#### [EXERCISE GOAL]
Locate and copy each line in the data that contains the word "阴阳接而变化起".

···

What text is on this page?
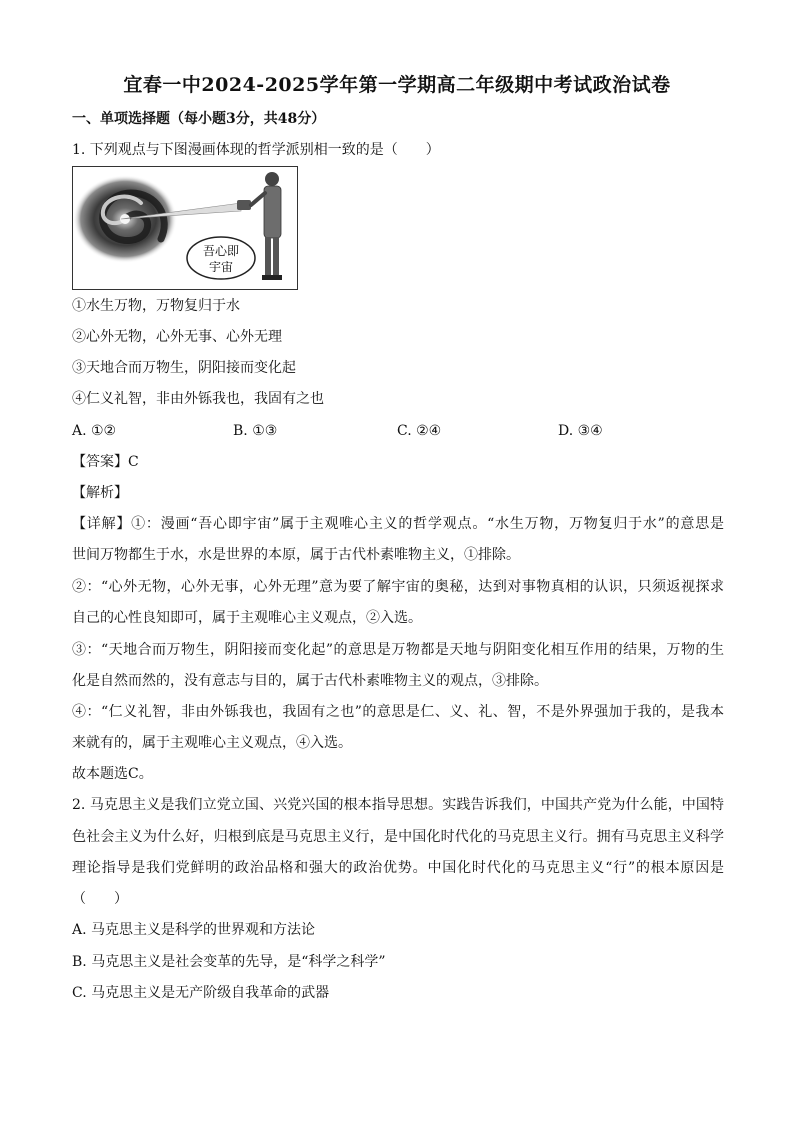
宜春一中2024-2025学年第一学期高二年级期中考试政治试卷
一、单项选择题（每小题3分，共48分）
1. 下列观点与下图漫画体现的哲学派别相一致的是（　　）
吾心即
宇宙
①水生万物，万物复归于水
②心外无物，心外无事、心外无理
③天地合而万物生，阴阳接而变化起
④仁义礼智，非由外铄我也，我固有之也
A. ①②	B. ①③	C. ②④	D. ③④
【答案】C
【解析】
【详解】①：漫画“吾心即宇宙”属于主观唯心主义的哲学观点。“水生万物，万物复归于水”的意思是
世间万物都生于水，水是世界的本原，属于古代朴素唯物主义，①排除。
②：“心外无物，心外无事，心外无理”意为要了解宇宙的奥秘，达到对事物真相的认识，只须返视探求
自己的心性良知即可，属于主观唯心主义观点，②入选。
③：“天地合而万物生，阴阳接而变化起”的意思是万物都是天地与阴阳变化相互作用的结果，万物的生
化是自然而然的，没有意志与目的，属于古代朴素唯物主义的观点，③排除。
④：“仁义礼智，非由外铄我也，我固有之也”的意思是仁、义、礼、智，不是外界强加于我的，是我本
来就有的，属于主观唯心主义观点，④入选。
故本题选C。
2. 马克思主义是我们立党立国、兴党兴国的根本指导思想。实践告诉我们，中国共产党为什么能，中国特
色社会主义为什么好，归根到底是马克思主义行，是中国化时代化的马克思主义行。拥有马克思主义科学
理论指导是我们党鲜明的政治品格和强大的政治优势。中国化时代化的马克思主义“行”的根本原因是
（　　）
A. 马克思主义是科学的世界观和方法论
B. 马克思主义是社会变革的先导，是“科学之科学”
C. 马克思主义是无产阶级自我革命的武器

···

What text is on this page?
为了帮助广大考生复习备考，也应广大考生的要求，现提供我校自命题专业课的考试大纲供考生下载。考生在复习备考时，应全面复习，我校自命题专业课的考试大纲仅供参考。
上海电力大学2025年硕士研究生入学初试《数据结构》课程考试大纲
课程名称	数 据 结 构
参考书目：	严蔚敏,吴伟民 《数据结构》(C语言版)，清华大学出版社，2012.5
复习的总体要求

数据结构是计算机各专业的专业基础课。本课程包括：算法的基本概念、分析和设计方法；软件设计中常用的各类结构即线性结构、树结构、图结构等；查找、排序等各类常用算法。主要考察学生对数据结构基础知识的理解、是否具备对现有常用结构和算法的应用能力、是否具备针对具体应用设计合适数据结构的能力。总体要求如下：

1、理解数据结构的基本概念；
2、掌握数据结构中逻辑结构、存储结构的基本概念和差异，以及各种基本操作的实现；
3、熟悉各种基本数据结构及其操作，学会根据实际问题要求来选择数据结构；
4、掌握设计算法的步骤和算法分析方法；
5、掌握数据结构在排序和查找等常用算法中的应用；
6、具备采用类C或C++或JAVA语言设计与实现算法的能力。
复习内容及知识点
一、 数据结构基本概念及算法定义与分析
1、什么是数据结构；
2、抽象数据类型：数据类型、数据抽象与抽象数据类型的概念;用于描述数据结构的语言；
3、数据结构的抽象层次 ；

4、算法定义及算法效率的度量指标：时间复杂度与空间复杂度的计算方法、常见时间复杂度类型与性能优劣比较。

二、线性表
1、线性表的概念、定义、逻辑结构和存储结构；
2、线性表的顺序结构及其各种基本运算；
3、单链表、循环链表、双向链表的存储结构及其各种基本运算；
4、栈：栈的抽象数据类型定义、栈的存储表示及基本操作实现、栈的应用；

···

#### [RESULT OF THIS EXERCISE]
③天地合而万物生，阴阳接而变化起
③：“天地合而万物生，阴阳接而变化起”的意思是万物都是天地与阴阳变化相互作用的结果，万物的生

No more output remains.